Exercise objective =>
Look through the data below. Pick out the lines holding the string "this".

(Dataset rows)
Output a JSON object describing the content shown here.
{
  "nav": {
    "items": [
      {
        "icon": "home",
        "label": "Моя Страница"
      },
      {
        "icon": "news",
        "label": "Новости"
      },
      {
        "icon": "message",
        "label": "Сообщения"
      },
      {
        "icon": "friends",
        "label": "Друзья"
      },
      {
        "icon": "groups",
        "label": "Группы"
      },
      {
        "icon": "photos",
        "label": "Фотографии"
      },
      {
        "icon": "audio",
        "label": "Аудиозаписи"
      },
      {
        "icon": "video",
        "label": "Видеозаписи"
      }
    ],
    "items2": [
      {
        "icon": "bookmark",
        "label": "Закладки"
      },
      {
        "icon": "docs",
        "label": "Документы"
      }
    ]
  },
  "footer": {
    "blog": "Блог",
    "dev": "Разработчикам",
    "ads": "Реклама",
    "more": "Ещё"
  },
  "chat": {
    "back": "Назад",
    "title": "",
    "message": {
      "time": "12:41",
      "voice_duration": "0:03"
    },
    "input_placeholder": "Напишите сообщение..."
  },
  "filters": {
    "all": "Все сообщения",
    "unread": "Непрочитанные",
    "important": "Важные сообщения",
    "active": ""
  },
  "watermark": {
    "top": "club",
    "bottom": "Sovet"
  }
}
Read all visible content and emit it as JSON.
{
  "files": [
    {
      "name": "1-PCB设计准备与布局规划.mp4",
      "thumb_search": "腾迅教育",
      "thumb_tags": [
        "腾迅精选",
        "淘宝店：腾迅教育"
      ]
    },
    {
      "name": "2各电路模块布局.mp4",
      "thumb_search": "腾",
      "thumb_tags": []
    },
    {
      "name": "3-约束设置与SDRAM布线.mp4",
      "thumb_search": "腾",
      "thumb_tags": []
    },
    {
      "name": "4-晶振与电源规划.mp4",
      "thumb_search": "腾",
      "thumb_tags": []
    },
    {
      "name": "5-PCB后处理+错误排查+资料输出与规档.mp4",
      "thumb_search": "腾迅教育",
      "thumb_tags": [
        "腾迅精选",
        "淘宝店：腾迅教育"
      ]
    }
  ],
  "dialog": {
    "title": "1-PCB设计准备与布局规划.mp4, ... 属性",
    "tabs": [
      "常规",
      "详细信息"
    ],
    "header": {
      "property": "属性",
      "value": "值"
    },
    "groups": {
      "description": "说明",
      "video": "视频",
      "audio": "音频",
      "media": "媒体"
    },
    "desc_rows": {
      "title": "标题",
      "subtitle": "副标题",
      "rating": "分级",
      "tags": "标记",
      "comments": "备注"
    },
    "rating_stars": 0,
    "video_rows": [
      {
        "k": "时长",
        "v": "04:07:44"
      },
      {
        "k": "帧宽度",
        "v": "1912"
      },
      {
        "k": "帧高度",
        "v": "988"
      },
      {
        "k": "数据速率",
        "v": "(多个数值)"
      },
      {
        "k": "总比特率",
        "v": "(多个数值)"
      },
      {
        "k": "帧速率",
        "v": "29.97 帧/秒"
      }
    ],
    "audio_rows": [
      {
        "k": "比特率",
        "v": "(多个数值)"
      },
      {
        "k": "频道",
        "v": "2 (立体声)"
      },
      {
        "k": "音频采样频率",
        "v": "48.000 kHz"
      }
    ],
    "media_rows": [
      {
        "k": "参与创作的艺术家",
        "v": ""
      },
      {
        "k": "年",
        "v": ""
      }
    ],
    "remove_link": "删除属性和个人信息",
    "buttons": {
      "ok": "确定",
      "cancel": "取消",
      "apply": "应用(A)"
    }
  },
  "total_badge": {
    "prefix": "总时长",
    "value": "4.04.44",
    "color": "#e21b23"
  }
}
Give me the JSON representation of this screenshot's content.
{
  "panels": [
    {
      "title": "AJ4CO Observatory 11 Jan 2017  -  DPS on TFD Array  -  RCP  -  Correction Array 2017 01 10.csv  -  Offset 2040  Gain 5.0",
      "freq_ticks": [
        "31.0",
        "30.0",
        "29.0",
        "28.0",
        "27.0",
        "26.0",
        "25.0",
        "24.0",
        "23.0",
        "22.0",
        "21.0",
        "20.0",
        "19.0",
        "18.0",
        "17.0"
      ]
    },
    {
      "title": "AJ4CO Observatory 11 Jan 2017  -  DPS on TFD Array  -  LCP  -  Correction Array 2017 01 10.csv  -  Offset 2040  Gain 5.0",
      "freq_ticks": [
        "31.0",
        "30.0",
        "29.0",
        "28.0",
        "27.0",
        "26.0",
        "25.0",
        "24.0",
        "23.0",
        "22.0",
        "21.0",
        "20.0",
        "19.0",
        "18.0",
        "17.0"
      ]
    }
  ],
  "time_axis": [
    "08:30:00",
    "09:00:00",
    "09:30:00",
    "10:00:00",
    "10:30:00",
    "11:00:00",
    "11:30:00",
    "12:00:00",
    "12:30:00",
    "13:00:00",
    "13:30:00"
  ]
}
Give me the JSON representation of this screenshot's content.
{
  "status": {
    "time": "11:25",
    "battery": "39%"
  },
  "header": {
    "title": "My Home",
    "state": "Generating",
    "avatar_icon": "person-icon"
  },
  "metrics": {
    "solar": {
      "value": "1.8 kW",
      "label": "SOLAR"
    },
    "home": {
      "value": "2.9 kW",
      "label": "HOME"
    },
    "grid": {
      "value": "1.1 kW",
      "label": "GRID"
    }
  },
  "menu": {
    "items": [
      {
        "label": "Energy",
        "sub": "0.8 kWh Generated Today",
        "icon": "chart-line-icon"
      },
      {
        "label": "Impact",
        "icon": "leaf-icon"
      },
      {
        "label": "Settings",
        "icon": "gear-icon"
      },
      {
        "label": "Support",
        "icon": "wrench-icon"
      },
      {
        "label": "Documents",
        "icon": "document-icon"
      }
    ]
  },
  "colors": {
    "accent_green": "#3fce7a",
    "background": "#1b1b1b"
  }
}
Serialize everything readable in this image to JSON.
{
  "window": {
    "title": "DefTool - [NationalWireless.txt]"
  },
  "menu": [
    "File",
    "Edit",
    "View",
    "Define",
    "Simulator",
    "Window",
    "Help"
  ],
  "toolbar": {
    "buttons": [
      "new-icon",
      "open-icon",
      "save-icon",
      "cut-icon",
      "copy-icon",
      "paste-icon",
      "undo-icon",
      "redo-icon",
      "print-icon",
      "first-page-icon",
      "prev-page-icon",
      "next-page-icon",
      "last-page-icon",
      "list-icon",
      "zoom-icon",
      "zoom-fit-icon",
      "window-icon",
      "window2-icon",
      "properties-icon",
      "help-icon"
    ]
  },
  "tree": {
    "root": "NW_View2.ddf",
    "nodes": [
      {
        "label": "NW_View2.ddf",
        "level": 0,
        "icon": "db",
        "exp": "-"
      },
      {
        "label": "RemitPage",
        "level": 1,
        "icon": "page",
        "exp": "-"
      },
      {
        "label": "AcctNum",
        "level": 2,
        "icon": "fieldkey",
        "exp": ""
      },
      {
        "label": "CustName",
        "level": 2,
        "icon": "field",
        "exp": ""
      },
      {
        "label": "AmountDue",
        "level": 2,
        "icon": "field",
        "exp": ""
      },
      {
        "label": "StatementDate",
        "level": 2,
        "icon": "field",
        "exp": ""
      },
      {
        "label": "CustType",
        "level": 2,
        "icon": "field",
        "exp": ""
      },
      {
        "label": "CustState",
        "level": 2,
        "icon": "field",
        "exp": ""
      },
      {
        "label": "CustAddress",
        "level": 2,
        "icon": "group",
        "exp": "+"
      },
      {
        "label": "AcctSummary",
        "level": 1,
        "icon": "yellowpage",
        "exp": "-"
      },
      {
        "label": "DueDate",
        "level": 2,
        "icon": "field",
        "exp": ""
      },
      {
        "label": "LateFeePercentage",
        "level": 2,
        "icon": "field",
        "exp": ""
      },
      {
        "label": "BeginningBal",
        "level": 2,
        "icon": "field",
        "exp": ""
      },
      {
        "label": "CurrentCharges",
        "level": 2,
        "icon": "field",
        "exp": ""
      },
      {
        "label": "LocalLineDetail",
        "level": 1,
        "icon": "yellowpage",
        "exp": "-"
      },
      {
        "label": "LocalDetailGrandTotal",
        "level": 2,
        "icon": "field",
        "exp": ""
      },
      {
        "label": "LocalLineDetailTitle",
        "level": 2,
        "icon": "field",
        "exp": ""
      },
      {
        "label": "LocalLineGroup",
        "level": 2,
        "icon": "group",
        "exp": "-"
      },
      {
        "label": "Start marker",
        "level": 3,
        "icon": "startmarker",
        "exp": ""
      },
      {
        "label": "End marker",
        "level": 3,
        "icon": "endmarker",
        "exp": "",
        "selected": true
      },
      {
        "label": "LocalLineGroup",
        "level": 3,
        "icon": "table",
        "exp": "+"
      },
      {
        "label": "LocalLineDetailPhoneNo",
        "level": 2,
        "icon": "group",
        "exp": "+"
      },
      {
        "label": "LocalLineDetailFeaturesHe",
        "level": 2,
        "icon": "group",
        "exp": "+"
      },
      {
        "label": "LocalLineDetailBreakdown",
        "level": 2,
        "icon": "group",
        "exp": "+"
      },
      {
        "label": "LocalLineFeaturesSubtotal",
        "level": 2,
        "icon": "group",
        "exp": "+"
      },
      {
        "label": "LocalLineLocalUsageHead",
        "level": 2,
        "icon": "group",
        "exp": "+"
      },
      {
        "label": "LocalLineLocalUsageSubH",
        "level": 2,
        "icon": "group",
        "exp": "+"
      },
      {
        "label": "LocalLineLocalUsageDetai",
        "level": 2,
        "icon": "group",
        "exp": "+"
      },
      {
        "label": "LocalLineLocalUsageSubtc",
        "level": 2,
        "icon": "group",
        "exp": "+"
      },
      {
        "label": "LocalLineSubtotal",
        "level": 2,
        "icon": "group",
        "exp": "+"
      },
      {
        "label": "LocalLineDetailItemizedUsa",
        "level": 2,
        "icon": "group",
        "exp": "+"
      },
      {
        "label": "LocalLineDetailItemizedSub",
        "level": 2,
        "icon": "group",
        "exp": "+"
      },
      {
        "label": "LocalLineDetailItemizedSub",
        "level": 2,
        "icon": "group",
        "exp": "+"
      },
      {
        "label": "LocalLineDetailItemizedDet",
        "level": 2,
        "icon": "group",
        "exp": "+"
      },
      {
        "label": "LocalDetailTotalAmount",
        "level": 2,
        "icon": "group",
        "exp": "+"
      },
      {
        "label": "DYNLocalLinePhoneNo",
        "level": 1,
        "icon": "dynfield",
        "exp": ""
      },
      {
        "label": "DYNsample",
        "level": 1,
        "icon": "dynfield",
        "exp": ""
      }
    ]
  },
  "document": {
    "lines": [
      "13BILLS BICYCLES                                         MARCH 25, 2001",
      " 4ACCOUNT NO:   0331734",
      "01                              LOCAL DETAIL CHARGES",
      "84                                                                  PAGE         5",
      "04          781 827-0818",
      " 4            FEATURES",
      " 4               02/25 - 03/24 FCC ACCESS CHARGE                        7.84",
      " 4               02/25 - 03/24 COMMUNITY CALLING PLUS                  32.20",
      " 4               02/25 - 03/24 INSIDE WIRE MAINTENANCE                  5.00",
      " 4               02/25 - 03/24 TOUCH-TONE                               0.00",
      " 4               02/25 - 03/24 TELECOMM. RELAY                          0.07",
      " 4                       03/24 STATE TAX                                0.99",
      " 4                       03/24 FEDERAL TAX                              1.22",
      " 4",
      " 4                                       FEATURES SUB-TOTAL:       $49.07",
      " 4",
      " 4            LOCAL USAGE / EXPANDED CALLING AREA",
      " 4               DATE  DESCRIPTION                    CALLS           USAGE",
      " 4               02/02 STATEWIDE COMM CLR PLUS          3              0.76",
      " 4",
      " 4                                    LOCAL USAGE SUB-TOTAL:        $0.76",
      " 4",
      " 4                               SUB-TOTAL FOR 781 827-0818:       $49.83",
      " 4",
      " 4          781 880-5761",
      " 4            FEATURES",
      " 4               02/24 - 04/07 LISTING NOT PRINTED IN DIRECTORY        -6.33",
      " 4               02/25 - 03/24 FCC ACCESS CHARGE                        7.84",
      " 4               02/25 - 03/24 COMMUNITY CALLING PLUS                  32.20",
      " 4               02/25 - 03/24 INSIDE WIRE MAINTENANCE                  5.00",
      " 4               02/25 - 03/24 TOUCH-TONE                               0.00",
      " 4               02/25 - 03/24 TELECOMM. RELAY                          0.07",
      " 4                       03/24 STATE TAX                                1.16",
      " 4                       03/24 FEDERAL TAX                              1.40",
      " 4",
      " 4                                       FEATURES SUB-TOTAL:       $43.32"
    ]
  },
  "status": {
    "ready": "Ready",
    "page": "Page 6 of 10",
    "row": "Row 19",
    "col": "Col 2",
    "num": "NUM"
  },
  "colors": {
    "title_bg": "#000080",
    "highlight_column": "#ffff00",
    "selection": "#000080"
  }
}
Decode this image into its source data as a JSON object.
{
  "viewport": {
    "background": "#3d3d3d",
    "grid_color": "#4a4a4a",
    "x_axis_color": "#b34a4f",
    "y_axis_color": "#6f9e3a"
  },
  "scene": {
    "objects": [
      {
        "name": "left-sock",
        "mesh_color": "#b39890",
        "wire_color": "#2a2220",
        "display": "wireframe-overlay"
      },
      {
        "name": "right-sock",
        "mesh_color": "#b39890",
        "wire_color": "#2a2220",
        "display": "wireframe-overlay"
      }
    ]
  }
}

Written answer =>
Give me the JSON representation of this screenshot's content.
Give me the JSON representation of this screenshot's content.
Serialize everything readable in this image to JSON.
Decode this image into its source data as a JSON object.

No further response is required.